An exact copy of every record is needed.

(Extracted data entries)
'''

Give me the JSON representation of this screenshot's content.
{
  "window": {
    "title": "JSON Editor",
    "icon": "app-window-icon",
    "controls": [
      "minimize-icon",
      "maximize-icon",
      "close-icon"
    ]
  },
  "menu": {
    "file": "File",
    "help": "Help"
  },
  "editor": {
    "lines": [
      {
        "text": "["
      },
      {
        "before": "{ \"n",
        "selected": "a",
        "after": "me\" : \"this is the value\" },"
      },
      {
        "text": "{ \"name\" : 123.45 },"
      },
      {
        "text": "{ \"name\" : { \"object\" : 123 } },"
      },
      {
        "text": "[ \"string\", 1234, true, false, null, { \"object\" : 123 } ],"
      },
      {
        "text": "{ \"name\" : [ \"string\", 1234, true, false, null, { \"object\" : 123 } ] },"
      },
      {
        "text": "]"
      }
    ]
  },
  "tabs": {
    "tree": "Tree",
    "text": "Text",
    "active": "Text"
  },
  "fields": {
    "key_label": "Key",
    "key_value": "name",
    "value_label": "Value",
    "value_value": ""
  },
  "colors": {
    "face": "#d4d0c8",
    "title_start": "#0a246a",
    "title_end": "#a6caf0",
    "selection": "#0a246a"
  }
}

'''

RESPONSE FOR THIS EXERCISE:
Give me the JSON representation of this screenshot's content.
{
  "window": {
    "title": "JSON Editor",
    "icon": "app-window-icon",
    "controls": [
      "minimize-icon",
      "maximize-icon",
      "close-icon"
    ]
  },
  "menu": {
    "file": "File",
    "help": "Help"
  },
  "editor": {
    "lines": [
      {
        "text": "["
      },
      {
        "before": "{ \"n",
        "selected": "a",
        "after": "me\" : \"this is the value\" },"
      },
      {
        "text": "{ \"name\" : 123.45 },"
      },
      {
        "text": "{ \"name\" : { \"object\" : 123 } },"
      },
      {
        "text": "[ \"string\", 1234, true, false, null, { \"object\" : 123 } ],"
      },
      {
        "text": "{ \"name\" : [ \"string\", 1234, true, false, null, { \"object\" : 123 } ] },"
      },
      {
        "text": "]"
      }
    ]
  },
  "tabs": {
    "tree": "Tree",
    "text": "Text",
    "active": "Text"
  },
  "fields": {
    "key_label": "Key",
    "key_value": "name",
    "value_label": "Value",
    "value_value": ""
  },
  "colors": {
    "face": "#d4d0c8",
    "title_start": "#0a246a",
    "title_end": "#a6caf0",
    "selection": "#0a246a"
  }
}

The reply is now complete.